▼
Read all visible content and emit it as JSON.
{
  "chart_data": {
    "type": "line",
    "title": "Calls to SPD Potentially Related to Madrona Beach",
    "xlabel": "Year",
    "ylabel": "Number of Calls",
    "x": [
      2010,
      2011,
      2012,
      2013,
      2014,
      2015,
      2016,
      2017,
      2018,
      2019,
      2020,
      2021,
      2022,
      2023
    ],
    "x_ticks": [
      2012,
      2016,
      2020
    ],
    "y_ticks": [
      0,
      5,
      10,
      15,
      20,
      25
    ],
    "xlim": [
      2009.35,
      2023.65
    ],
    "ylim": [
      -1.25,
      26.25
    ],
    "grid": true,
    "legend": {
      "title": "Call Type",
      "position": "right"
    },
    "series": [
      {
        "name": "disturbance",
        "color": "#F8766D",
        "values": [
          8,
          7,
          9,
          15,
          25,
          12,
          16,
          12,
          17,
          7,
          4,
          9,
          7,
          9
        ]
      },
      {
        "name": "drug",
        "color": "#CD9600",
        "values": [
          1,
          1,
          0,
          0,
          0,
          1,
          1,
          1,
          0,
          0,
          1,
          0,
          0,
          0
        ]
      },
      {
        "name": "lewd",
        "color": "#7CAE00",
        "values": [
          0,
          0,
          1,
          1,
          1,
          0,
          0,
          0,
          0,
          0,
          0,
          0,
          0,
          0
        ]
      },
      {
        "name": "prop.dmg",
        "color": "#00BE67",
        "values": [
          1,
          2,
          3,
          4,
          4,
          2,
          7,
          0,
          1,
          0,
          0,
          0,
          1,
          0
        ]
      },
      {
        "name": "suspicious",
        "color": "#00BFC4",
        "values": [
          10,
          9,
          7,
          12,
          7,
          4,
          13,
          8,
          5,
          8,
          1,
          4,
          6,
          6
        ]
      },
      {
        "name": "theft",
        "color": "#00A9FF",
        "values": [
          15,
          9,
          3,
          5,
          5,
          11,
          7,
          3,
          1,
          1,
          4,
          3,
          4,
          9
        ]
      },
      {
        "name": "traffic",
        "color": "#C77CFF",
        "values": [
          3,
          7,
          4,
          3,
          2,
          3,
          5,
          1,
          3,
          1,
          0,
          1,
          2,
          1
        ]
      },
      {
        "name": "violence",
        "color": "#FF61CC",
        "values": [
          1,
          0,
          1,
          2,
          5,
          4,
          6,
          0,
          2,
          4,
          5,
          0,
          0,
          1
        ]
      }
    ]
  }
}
▲
• [Your objective] Copy each line of the listing that includes "color".

• [Solution to this exercise]
        "color": "#F8766D",
        "color": "#CD9600",
        "color": "#7CAE00",
        "color": "#00BE67",
        "color": "#00BFC4",
        "color": "#00A9FF",
        "color": "#C77CFF",
        "color": "#FF61CC",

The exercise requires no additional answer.